_EXTRAIT_
/---

Au même moment, pourtant, se tenait la foire de Shanghai qui accueillait plus de 3000 sociétés exportant vers la Chine. L’Oréal dont les résultats cette année ont été fortement améliorés par sa performance dans le pays y était présent comme Sanofi, qui y développe des projets de digitalisation des techniques de santé. Le discours inaugural retransmis par vidéo du président chinois allait exactement dans le sens inverse de l’interprétation donnée de son absence au G20. Il a rappelé toute l’importance que la Chine accordait à ses relations économiques internationales et a donc apporté un démenti aux affirmations largement répandues en Europe et aux Etats-Unis sur le repli sur soi du pays. La politique de rééquilibrage de la croissance au profit du marché intérieur ne doit donc pas être comprise comme un retour en arrière. Pour les mêmes raisons, le souci affiché par Pékin de reconquérir son indépendance et sa souveraineté en maîtrisant certains composants stratégiques pour les chaînes de production industrielle ne doit pas donner lieu à de fausses conclusions. Il n’est d’ailleurs pas très différent du discours que l’on entend en France, sans pour autant que l’on s’imagine que le pays cherche à s’isoler.

\---

_EXERCICES_
- 1) D'après l'extrait, combien de sociétés la foire de Shanghai accueillait-elle ?
- 2) Prolongez l'extrait sur la foire de Shanghai et la politique économique chinoise en reprenant après sa dernière phrase.
Le matériel qui suit est indépendant de l'extrait.

_DONNÉES FOURNIES_
/---

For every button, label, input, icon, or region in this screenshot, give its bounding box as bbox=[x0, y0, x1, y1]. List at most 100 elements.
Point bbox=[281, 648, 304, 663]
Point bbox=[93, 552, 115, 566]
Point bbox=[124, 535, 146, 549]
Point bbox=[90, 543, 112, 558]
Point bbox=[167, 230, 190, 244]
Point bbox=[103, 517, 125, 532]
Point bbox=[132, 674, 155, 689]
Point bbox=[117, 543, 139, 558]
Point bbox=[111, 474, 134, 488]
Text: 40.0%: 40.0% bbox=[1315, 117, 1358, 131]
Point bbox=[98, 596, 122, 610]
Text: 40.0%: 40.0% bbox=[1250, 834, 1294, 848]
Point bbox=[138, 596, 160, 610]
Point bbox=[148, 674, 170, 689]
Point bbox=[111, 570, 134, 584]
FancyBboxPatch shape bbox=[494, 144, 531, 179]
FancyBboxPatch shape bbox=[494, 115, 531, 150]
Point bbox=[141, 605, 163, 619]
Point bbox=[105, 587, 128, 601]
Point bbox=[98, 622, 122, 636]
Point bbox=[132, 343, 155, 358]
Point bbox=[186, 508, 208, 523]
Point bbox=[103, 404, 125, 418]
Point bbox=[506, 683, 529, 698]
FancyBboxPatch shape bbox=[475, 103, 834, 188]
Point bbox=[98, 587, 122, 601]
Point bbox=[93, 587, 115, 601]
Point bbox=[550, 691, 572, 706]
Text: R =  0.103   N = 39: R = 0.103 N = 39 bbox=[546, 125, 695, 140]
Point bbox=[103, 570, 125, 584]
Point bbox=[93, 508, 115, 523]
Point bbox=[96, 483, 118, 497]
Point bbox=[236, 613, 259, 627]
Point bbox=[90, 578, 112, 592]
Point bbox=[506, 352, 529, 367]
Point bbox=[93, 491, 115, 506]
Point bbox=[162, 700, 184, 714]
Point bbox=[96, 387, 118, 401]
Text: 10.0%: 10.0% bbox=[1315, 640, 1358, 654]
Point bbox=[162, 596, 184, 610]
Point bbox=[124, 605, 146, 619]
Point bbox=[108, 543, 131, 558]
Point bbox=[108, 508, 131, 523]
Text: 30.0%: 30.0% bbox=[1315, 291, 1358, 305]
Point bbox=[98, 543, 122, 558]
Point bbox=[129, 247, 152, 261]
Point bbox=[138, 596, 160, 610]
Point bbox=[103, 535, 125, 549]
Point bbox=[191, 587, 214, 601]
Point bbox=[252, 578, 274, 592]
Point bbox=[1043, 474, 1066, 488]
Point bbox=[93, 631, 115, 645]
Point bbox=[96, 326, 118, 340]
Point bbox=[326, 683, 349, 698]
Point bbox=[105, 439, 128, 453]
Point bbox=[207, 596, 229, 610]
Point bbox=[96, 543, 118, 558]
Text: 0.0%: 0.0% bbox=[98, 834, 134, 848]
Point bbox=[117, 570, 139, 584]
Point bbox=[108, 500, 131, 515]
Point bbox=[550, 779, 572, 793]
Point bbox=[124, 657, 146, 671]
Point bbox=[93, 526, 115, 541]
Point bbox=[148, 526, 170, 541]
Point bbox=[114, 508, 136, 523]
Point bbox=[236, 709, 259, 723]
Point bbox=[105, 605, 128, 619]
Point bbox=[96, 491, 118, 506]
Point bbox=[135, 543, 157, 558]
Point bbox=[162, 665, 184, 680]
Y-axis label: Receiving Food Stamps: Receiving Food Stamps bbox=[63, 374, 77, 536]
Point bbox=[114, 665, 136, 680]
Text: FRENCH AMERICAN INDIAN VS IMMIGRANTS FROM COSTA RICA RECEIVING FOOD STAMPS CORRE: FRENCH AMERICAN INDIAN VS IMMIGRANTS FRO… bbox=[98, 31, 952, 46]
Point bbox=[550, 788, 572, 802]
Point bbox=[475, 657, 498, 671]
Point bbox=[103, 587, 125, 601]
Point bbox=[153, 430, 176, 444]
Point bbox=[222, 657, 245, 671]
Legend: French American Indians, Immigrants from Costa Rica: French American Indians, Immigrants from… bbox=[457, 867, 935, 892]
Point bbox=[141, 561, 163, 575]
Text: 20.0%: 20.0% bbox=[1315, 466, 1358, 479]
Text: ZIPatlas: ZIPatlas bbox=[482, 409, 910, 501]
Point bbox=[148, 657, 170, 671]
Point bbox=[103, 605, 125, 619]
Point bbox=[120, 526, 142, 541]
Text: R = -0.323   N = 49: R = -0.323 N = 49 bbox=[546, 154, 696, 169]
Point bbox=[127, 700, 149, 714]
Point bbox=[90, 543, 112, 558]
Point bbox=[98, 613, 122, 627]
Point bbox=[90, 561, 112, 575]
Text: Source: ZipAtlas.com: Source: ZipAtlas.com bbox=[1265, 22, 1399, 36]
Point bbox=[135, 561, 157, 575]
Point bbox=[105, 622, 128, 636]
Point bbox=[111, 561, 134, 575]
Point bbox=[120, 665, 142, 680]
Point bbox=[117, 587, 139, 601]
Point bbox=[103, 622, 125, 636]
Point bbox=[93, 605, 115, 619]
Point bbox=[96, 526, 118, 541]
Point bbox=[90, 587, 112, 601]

\---

_CORRIGÉS_
- 1) Plus de 3000 sociétés exportant vers la Chine.

- 2)
L’analyse pessimiste des derniers chiffres de la croissance chinoise, à savoir un ralentissement inquiétant, est tout aussi discutable. Après des croissances de 18% et de 7,9% aux1er et 2ème trimestres, l’économie chinoise n’aurait progressé que de 4,9% au 3ème trimestre. Seulement ces chiffres ne sont pas comparables car, en raison de la pandémie, l’activité a été pénalisée de façon très différente au cours de l’année dernière. Si l’on considère la production cumulée des trois trimestres, on observe alors une progression de 9,8% sur un an. Au 4ème trimestre, le ralentissement devrait se poursuivre, à cause de l’effet de base mais aussi des difficultés que le pays, comme tous les autres, rencontre pour l’approvisionnement de ses entreprises industrielles en matières premières, en composants et même en électricité. Ainsi la production industrielle n’a cru en un an au mois de septembre que de 3,1% contre 5,3% en août. Mais cela ne devrait pas empêcher le pays d’atteindre sur l’année son objectif, à savoir une croissance de 6%.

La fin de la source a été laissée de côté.